- _Goal_
Within the listing below, locate all lines containing the word "this". Copy each one.

Recorded data
____________________
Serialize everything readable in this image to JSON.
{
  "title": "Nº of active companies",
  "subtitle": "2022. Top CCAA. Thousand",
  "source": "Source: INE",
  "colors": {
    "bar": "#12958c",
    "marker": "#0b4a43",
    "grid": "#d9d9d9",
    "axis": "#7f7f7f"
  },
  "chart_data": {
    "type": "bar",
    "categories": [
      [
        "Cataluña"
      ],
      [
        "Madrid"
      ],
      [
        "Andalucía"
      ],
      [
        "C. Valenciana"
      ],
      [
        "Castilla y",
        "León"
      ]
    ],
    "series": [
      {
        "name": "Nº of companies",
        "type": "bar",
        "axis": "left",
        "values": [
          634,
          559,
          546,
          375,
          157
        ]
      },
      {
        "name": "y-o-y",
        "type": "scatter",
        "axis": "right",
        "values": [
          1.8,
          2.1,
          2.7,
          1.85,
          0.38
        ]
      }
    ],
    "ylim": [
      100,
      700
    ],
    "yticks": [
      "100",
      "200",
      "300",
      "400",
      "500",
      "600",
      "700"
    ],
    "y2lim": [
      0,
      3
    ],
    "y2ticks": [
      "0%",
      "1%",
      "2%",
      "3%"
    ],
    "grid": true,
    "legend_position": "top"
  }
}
____________________
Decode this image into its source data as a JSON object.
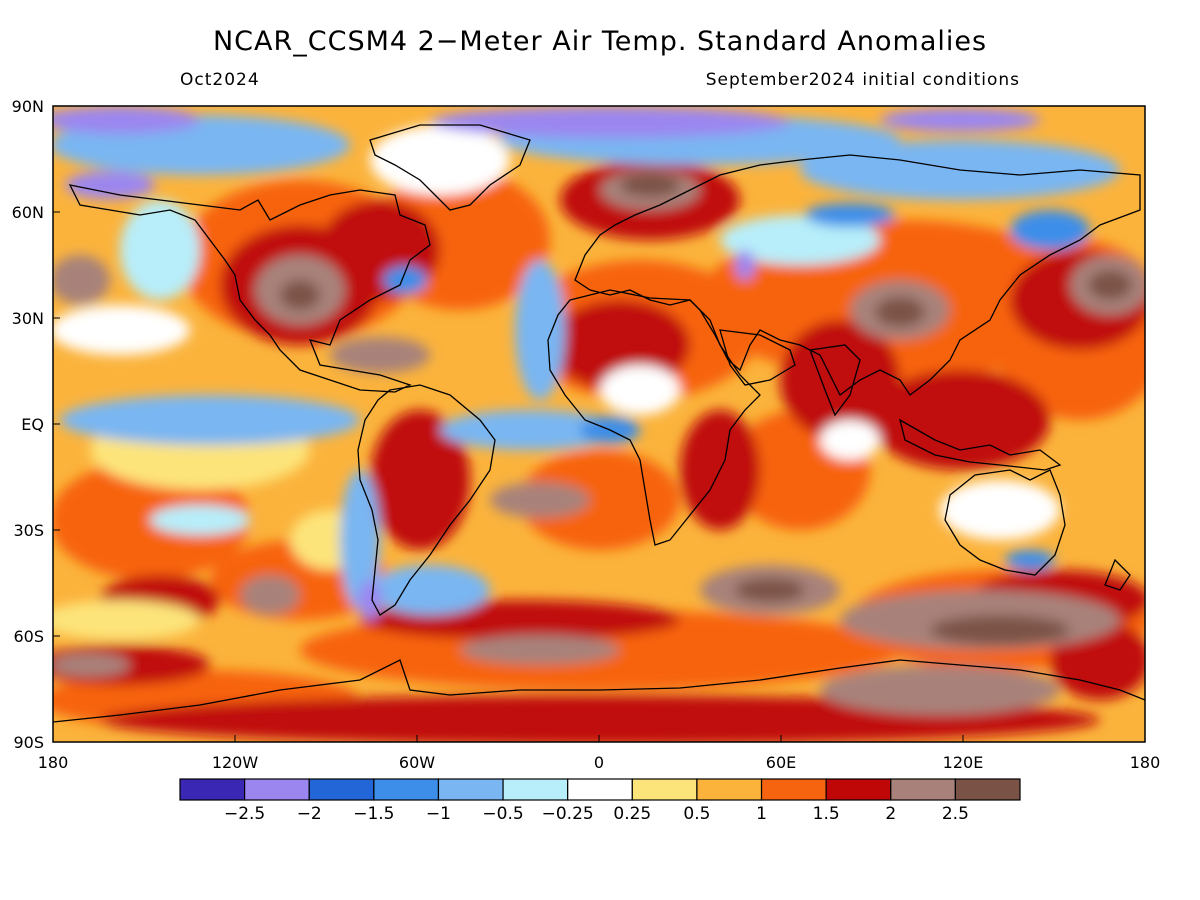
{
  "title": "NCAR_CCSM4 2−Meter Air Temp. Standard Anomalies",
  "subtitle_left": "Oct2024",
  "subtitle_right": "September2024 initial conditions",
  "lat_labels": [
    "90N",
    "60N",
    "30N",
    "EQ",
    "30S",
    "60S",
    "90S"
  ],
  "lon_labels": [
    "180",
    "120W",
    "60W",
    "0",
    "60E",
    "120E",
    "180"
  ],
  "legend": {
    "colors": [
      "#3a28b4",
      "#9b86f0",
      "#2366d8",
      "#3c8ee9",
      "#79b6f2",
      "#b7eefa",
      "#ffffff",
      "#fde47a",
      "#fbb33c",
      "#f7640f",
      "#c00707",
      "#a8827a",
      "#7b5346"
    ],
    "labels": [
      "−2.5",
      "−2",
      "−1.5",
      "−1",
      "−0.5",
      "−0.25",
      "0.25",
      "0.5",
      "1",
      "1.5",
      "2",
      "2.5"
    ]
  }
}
____________________
- _Complete answer_
Serialize everything readable in this image to JSON.
Decode this image into its source data as a JSON object.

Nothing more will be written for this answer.